# TASK INSTRUCTIONS
Gather the lines from the material that contain "二刻拍案惊奇".

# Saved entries
## start

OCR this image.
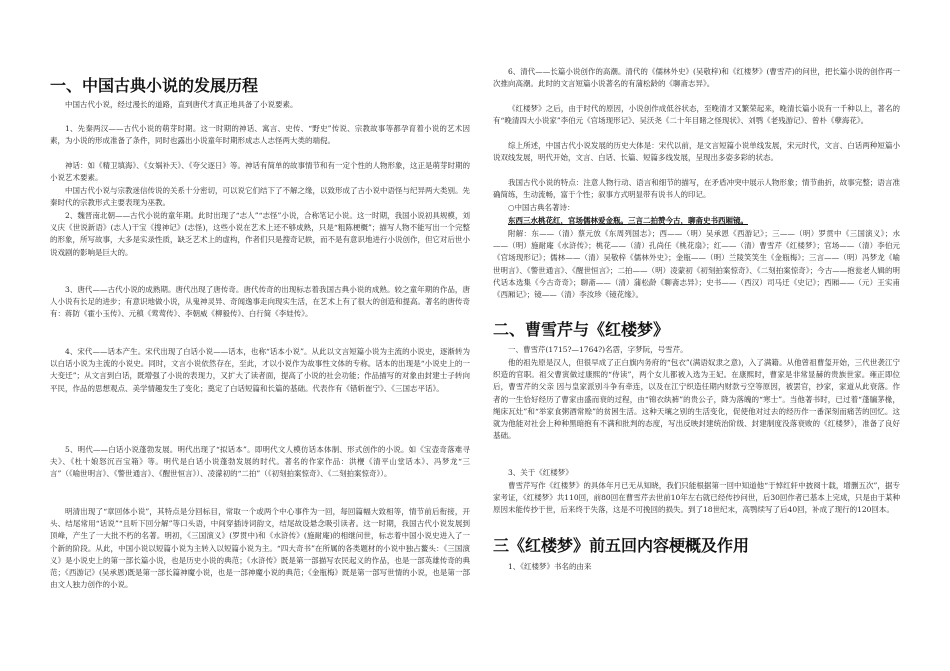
一、中国古典小说的发展历程

中国古代小说，经过漫长的道路，直到唐代才真正地具备了小说要素。

1、先秦两汉——古代小说的萌芽时期。这一时期的神话、寓言、史传、“野史”传说、宗教故事等都孕育着小说的艺术因素，为小说的形成准备了条件，同时也露出小说童年时期形成志人志怪两大类的端倪。

神话：如《精卫填海》、《女娲补天》、《夸父逐日》等。神话有简单的故事情节和有一定个性的人物形象，这正是萌芽时期的小说艺术要素。

中国古代小说与宗教迷信传说的关系十分密切，可以说它们结下了不解之缘，以致形成了古小说中语怪与纪异两大类别。先秦时代的宗教形式主要表现为巫教。

2、魏晋南北朝——古代小说的童年期。此时出现了“志人”“志怪”小说，合称笔记小说。这一时期，我国小说初具规模，刘义庆《世说新语》(志人)干宝《搜神记》(志怪)，这些小说在艺术上还不够成熟，只是“粗陈梗概”；描写人物不能写出一个完整的形象，所写故事，大多是实录性质，缺乏艺术上的虚构，作者们只是搜奇记轶，而不是有意识地进行小说创作，但它对后世小说戏剧的影响是巨大的。

3、唐代——古代小说的成熟期。唐代出现了唐传奇。唐代传奇的出现标志着我国古典小说的成熟。较之童年期的作品，唐人小说有长足的进步；有意识地做小说，从鬼神灵异、奇闻逸事走向现实生活，在艺术上有了很大的创造和提高。著名的唐传奇有：蒋防《霍小玉传》、元稹《莺莺传》、李朝威《柳毅传》、白行简《李娃传》。

4、宋代——话本产生。宋代出现了白话小说——话本，也称“话本小说”。从此以文言短篇小说为主流的小说史，逐渐转为以白话小说为主流的小说史。同时，文言小说依然存在，至此，才以小说作为故事性文体的专称。话本的出现是“小说史上的一大变迁”；从文言到白话，既增强了小说的表现力，又扩大了读者面，提高了小说的社会功能；作品描写的对象由封建士子转向平民，作品的思想观点、美学情趣发生了变化；奠定了白话短篇和长篇的基础。代表作有《错斩崔宁》、《三国志平话》。

5、明代——白话小说蓬勃发展。明代出现了“拟话本”。即明代文人模仿话本体制、形式创作的小说。如《宝壶奇落难寻夫》、《杜十娘怒沉百宝箱》等。明代是白话小说蓬勃发展的时代。著名的作家作品：洪楩《清平山堂话本》、冯梦龙“三言”（《喻世明言》、《警世通言》、《醒世恒言》）、凌濛初的“二拍”（《初刻拍案惊奇》、《二刻拍案惊奇》）。

明清出现了“章回体小说”，其特点是分回标目，常取一个或两个中心事件为一回，每回篇幅大致相等，情节前后衔接，开头、结尾常用“话说”“且听下回分解”等口头语，中间穿插诗词韵文，结尾故设悬念吸引读者。这一时期，我国古代小说发展到顶峰，产生了一大批不朽的名著。明初，《三国演义》(罗贯中)和《水浒传》(施耐庵)的相继问世，标志着中国小说史进入了一个新的阶段。从此，中国小说以短篇小说为主转入以短篇小说为主。“四大奇书”在所属的各类题材的小说中独占鳌头：《三国演义》是小说史上的第一部长篇小说，也是历史小说的典范；《水浒传》既是第一部描写农民起义的作品，也是一部英雄传奇的典范；《西游记》(吴承恩)既是第一部长篇神魔小说，也是一部神魔小说的典范；《金瓶梅》既是第一部写世情的小说，也是第一部由文人独力创作的小说。

6、清代——长篇小说创作的高潮。清代的《儒林外史》(吴敬梓)和《红楼梦》(曹雪芹)的问世，把长篇小说的创作再一次推向高潮。此时的文言短篇小说著名的有蒲松龄的《聊斋志异》。

《红楼梦》之后，由于时代的原因，小说创作成低谷状态，至晚清才又繁荣起来，晚清长篇小说有一千种以上，著名的有“晚清四大小说家”李伯元《官场现形记》、吴沃尧《二十年目睹之怪现状》、刘鹗《老残游记》、曾朴《孽海花》。

综上所述，中国古代小说发展的历史大体是：宋代以前，是文言短篇小说单线发展，宋元时代，文言、白话两种短篇小说双线发展，明代开始，文言、白话、长篇、短篇多线发展，呈现出多姿多彩的状态。

我国古代小说的特点：注意人物行动、语言和细节的描写，在矛盾冲突中展示人物形象；情节曲折，故事完整；语言准确简练，生动流畅，富于个性；叙事方式明显带有说书人的印记。

○中国古典名著诗：

东西三水桃花红，官场儒林爱金瓶。三言二拍赞今古，聊斋史书西厢镜。

附解：东——（清）蔡元放《东周列国志》；西——（明）吴承恩《西游记》；三——（明）罗贯中《三国演义》；水——（明）施耐庵《水浒传》；桃花——（清）孔尚任《桃花扇》；红——（清）曹雪芹《红楼梦》；官场——（清）李伯元《官场现形记》；儒林——（清）吴敬梓《儒林外史》；金瓶——（明）兰陵笑笑生《金瓶梅》；三言——（明）冯梦龙《喻世明言》、《警世通言》、《醒世恒言》；二拍——（明）凌蒙初《初刻拍案惊奇》、《二刻拍案惊奇》；今古——抱瓮老人辑的明代话本选集《今古奇奇》；聊斋——（清）蒲松龄《聊斋志异》；史书——（西汉）司马迁《史记》；西厢——（元）王实甫《西厢记》；镜——（清）李汝珍《镜花缘》。

二、曹雪芹与《红楼梦》

一、曹雪芹(1715?—1764?)名霑，字梦阮，号雪芹。

他的祖先原是汉人，但很早成了正白旗内务府的“包衣”(满语奴隶之意)，入了满籍。从他曾祖曹玺开始，三代世袭江宁织造的官职。祖父曹寅做过康熙的“侍读”，两个女儿都被入选为王妃。在康熙时，曹家是非常显赫的贵族世家。雍正即位后，曹雪芹的父亲 因与皇家派别斗争有牵连，以及在江宁织造任期内财款亏空等原因，被罢官，抄家，家道从此衰落。作者的一生恰好经历了曹家由盛而衰的过程，由“锦衣纨裤”的贵公子，降为落魄的“寒士”。当他著书时，已过着“蓬牖茅椽，绳床瓦灶”和“举家食粥酒常赊”的贫困生活。这种天壤之别的生活变化，促使他对过去的经历作一番深刻而痛苦的回忆。这就为他能对社会上种种黑暗抱有不满和批判的态度，写出反映封建统治阶级、封建制度没落衰败的《红楼梦》，准备了良好基础。

3、关于《红楼梦》

曹雪芹写作《红楼梦》的具体年月已无从知晓，我们只能根据第一回中知道他“于悼红轩中披阅十载，增删五次”，据专家考证，《红楼梦》共110回，前80回在曹雪芹去世前10年左右就已经传抄问世，后30回作者已基本上完成，只是由于某种原因未能传抄于世，后来终于失落，这是不可挽回的损失。到了18世纪末，高鹗续写了后40回，补成了现行的120回本。

三《红楼梦》前五回内容梗概及作用

1、《红楼梦》书名的由来
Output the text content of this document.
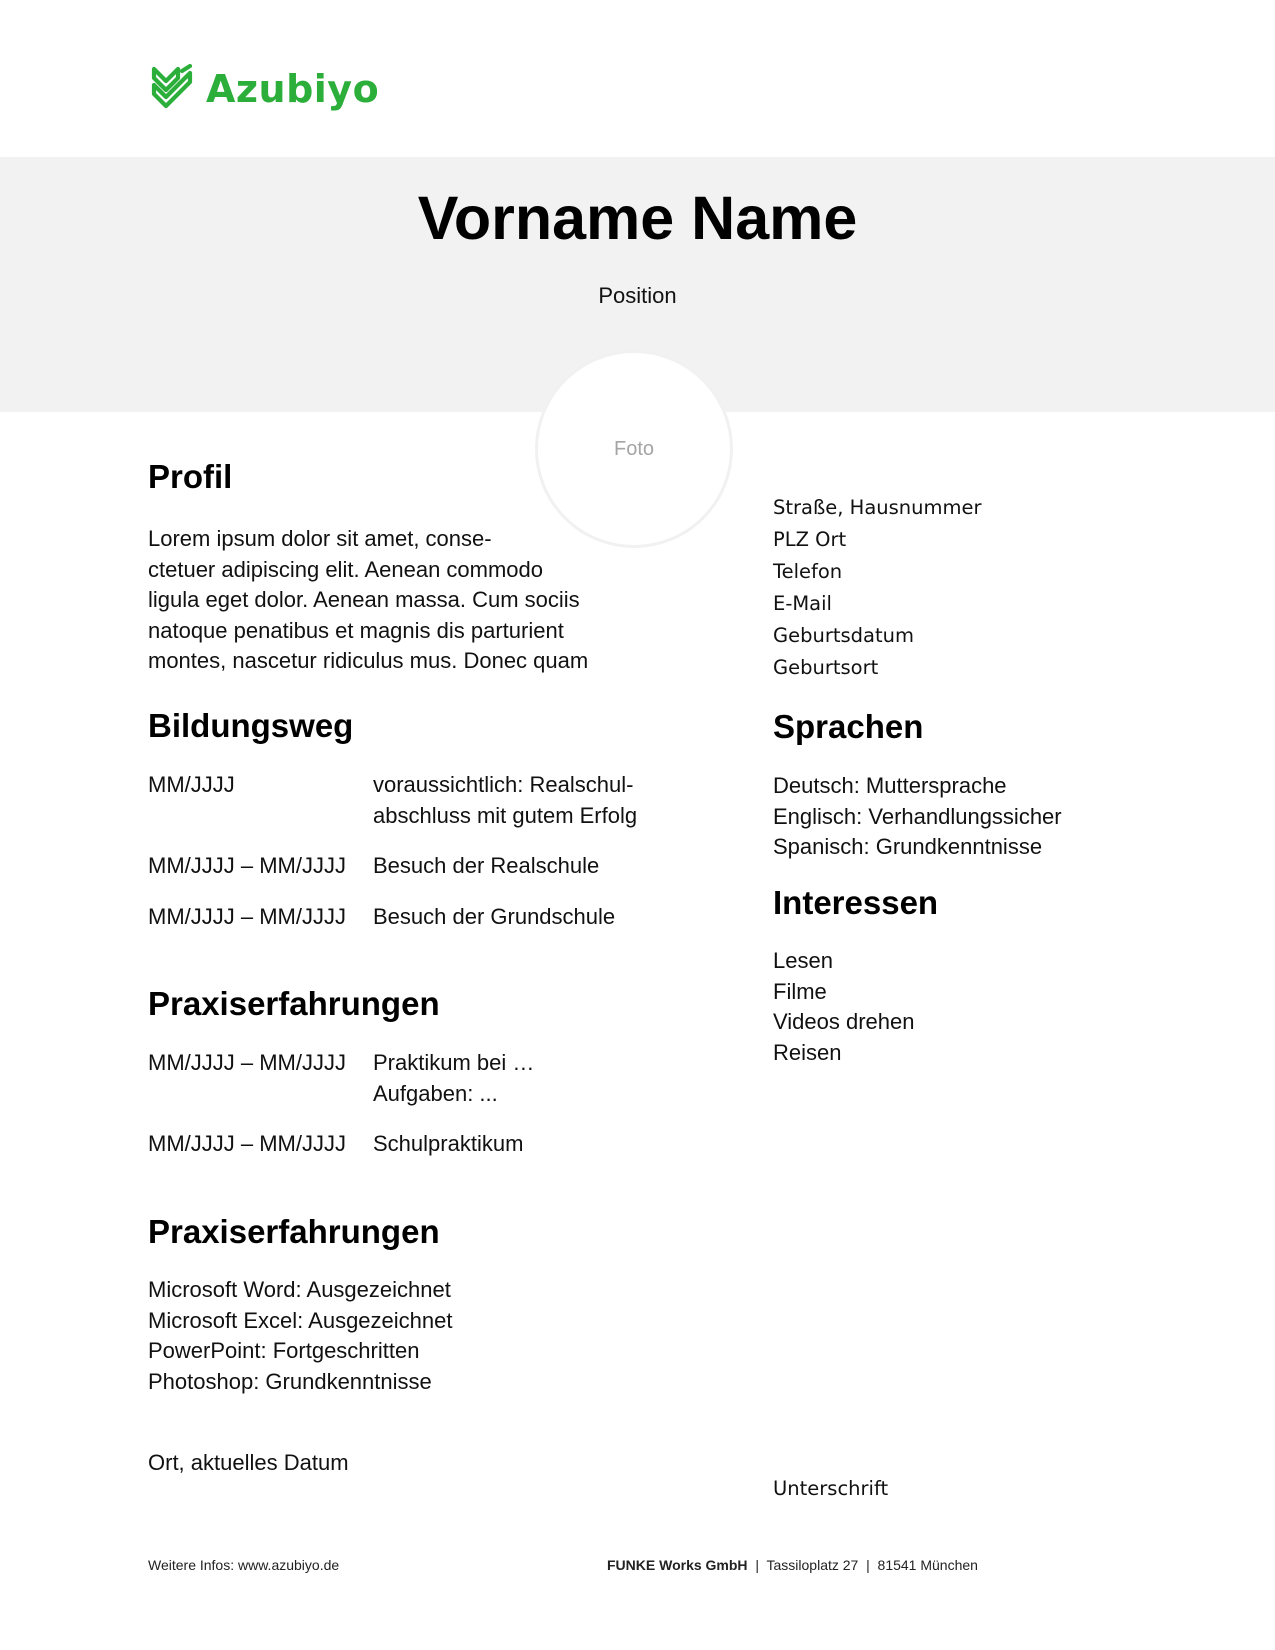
Azubiyo
Vorname Name
Position
Foto
Profil
Lorem ipsum dolor sit amet, conse-
ctetuer adipiscing elit. Aenean commodo
ligula eget dolor. Aenean massa. Cum sociis
natoque penatibus et magnis dis parturient
montes, nascetur ridiculus mus. Donec quam
Bildungsweg
MM/JJJJ	voraussichtlich: Realschul-
abschluss mit gutem Erfolg
MM/JJJJ – MM/JJJJ Besuch der Realschule
MM/JJJJ – MM/JJJJ Besuch der Grundschule
Praxiserfahrungen
MM/JJJJ – MM/JJJJ Praktikum bei …
Aufgaben: ...
MM/JJJJ – MM/JJJJ Schulpraktikum
Praxiserfahrungen
Microsoft Word: Ausgezeichnet
Microsoft Excel: Ausgezeichnet
PowerPoint: Fortgeschritten
Photoshop: Grundkenntnisse
Straße, Hausnummer
PLZ Ort
Telefon
E-Mail
Geburtsdatum
Geburtsort
Sprachen
Deutsch: Muttersprache
Englisch: Verhandlungssicher
Spanisch: Grundkenntnisse
Interessen
Lesen
Filme
Videos drehen
Reisen
Ort, aktuelles Datum
Unterschrift
Weitere Infos: www.azubiyo.de	FUNKE Works GmbH | Tassiloplatz 27 | 81541 München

## end

# ANSWER TO THE EXERCISE
5、明代——白话小说蓬勃发展。明代出现了“拟话本”。即明代文人模仿话本体制、形式创作的小说。如《宝壶奇落难寻夫》、《杜十娘怒沉百宝箱》等。明代是白话小说蓬勃发展的时代。著名的作家作品：洪楩《清平山堂话本》、冯梦龙“三言”（《喻世明言》、《警世通言》、《醒世恒言》）、凌濛初的“二拍”（《初刻拍案惊奇》、《二刻拍案惊奇》）。
附解：东——（清）蔡元放《东周列国志》；西——（明）吴承恩《西游记》；三——（明）罗贯中《三国演义》；水——（明）施耐庵《水浒传》；桃花——（清）孔尚任《桃花扇》；红——（清）曹雪芹《红楼梦》；官场——（清）李伯元《官场现形记》；儒林——（清）吴敬梓《儒林外史》；金瓶——（明）兰陵笑笑生《金瓶梅》；三言——（明）冯梦龙《喻世明言》、《警世通言》、《醒世恒言》；二拍——（明）凌蒙初《初刻拍案惊奇》、《二刻拍案惊奇》；今古——抱瓮老人辑的明代话本选集《今古奇奇》；聊斋——（清）蒲松龄《聊斋志异》；史书——（西汉）司马迁《史记》；西厢——（元）王实甫《西厢记》；镜——（清）李汝珍《镜花缘》。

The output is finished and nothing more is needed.